**Exercise instructions:**
- 1) Answer these from the court order below:
(a) What controlled substance was Fisher convicted of possessing?
(b) What is the P.O. Box number listed for the Waukesha County Jail?
(c) What sentence did the circuit court impose on Fisher?
- 2) Repeat the stretch of the court order below from "Before Brown, C.J., Neubauer, P.J., and" through "Stat. Rule 809.21.".
- 3) Translate this sentence from the court order below into Spanish: "Fisher received a copy of the report and was advised of his right to file a response."

**Extract provided:**
◇ ◇ ◇ ◇ ◇ ◇ ◇

Assistant Attorney General

P.O. Box 7857

Madison, WI 53707-7857

 

Matthew D. Fisher

Waukesha County Jail

P.O. Box 0217

Waukesha, WI 53187-0217


 

You are hereby notified that the Court has entered the following opinion and order: 

 

 

 

 

 

 

 

2012AP975-CRNM

State of Wisconsin v. Matthew D. Fisher (L.C. # 2011CF2072)

 

 

 


Before Brown, C.J., Neubauer, P.J., and Reilly, J.

Matthew Fisher appeals from a judgment convicting him of possessing a controlled substance (heroin) contrary to Wis. Stat. § 961.41(3g)(am) (2011-12).[1]  Fisher’s appellate counsel has filed a no-merit report pursuant to Wis. Stat. Rule 809.32 and Anders v. California, 386 U.S. 738 (1967).  Fisher received a copy of the report and was advised of his right to file a response.  He has not done so.  Upon consideration of the report and an independent review of the record as mandated by Anders and Rule 809.32, we summarily affirm the judgment because there are no issues that would have arguable merit for appeal.  Wis. Stat. Rule 809.21.

The no-merit report addresses the following possible appellate issues:  (1) whether Fisher’s guilty plea was knowingly, voluntarily and intelligently entered and had a factual basis; and (2) whether the circuit court misused its sentencing discretion when it sentenced Fisher to 300 days in the House of Correction.  We agree with appellate counsel that these issues do not have arguable merit for appeal.

◇ ◇ ◇ ◇ ◇ ◇ ◇

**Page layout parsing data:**
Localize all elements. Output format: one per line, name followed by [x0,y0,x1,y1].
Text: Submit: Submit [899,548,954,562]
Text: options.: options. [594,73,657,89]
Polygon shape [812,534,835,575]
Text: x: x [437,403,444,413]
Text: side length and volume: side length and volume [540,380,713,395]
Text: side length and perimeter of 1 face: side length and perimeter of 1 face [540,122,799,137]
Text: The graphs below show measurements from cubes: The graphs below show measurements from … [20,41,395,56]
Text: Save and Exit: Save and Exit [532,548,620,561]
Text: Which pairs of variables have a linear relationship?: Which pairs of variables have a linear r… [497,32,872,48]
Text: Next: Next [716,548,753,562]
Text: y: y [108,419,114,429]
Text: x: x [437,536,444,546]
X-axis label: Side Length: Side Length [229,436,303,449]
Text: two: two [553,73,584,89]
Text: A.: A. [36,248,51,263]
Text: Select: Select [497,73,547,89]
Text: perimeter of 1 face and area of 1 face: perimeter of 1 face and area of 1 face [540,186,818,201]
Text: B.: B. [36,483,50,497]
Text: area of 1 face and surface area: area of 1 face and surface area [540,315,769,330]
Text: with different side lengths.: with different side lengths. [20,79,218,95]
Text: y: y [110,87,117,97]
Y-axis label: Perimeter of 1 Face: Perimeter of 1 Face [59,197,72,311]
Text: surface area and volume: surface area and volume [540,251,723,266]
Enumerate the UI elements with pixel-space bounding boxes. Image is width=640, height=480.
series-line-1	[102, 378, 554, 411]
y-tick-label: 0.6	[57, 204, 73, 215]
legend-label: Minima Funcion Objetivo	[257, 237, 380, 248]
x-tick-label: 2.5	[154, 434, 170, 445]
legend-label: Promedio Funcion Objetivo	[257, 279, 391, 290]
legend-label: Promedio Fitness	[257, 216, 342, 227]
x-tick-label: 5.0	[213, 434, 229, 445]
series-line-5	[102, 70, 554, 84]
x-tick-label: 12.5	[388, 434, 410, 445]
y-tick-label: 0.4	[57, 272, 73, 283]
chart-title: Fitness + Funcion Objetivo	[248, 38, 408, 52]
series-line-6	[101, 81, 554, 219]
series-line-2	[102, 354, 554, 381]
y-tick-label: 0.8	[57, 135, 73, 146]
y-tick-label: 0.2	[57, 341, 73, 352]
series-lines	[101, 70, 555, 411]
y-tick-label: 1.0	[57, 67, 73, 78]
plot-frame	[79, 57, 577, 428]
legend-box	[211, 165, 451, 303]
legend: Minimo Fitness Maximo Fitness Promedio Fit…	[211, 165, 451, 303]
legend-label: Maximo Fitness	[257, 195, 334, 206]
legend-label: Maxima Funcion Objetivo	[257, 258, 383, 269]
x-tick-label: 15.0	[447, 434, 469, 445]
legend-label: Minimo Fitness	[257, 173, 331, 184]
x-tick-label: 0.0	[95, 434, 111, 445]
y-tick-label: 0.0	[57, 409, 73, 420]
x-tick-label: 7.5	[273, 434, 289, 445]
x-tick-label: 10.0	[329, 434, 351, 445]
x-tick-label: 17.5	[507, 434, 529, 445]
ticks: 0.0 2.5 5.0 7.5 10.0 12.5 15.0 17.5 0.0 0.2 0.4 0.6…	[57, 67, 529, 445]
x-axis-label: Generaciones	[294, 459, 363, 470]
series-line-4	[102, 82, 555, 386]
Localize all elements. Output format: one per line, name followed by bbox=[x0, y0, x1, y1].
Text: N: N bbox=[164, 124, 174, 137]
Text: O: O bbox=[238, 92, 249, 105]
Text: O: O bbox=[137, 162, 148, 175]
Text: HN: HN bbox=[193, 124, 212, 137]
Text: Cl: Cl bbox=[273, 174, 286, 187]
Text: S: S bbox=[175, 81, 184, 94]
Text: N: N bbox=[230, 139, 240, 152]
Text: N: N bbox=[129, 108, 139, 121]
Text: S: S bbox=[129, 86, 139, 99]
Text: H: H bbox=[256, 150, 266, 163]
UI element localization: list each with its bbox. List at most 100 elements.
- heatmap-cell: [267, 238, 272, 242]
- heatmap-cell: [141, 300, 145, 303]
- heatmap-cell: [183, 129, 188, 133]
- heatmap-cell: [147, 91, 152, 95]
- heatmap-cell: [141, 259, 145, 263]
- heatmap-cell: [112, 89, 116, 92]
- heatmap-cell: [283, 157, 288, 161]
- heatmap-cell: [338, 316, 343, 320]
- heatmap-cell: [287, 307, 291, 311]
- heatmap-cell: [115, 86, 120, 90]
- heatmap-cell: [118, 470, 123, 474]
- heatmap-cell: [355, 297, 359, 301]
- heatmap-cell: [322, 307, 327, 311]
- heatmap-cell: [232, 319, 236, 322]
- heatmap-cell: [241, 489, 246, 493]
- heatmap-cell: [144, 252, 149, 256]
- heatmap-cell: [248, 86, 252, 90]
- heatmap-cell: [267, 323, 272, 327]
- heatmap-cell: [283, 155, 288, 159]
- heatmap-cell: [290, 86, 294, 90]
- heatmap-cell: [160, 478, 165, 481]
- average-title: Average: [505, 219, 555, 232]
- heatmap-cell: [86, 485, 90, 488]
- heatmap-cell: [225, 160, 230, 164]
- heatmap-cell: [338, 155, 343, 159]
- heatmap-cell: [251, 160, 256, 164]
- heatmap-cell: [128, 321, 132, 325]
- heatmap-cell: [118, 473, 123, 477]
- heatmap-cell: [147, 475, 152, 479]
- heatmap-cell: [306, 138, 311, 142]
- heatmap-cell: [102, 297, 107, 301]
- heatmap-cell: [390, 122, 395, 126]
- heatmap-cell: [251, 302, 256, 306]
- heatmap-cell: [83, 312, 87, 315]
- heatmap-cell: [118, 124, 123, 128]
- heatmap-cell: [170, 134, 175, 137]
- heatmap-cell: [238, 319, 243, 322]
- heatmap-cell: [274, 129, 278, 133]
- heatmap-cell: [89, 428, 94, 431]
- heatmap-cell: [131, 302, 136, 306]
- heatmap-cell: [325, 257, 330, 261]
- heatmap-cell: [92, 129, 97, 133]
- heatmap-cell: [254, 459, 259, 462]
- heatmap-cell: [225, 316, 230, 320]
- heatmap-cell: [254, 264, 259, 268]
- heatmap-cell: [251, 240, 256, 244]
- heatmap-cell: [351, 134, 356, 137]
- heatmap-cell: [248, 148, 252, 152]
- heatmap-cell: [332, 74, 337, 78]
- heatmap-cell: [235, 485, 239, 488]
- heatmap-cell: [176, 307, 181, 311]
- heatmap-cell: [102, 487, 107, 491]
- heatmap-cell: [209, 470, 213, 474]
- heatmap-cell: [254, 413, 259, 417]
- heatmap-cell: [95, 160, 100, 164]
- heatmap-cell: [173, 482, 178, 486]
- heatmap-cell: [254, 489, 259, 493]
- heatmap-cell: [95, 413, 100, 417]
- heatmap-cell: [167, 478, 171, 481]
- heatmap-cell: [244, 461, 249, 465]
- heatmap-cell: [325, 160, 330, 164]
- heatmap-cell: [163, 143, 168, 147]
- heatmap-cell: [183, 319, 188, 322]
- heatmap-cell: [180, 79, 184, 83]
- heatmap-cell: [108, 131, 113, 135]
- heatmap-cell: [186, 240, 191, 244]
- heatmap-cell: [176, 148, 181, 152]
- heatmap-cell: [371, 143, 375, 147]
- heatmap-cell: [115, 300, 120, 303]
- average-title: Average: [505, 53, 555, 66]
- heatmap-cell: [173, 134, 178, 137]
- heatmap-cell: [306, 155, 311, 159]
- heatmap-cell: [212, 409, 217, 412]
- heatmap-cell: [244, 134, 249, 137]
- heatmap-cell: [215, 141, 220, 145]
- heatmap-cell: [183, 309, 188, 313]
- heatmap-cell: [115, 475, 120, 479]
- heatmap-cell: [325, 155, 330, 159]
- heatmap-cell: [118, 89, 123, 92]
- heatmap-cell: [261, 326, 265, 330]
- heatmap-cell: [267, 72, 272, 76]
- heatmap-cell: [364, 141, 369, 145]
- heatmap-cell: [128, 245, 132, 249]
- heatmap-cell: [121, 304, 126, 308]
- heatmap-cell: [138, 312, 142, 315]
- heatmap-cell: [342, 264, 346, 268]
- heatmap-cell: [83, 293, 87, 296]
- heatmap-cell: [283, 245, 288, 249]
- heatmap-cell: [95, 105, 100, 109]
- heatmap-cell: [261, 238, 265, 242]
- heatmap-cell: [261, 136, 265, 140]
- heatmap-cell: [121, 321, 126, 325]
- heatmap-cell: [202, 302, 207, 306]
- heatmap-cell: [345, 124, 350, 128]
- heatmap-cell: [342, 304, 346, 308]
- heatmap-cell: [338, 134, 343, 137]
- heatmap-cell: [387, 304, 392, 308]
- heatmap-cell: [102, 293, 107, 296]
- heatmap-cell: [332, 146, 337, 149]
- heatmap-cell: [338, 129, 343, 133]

◇ ◇ ◇ ◇ ◇ ◇ ◇

**Answers for the exercise:**
- 1)
(a) Heroin
(b) P.O. Box 0217
(c) 300 days in the House of Correction

- 2)
Before Brown, C.J., Neubauer, P.J., and Reilly, J.

Matthew Fisher appeals from a judgment convicting him of possessing a controlled substance (heroin) contrary to Wis. Stat. § 961.41(3g)(am) (2011-12).[1]  Fisher’s appellate counsel has filed a no-merit report pursuant to Wis. Stat. Rule 809.32 and Anders v. California, 386 U.S. 738 (1967).  Fisher received a copy of the report and was advised of his right to file a response.  He has not done so.  Upon consideration of the report and an independent review of the record as mandated by Anders and Rule 809.32, we summarily affirm the judgment because there are no issues that would have arguable merit for appeal.  Wis. Stat. Rule 809.21.

- 3) Fisher recibió una copia del informe y se le informó de su derecho a presentar una respuesta.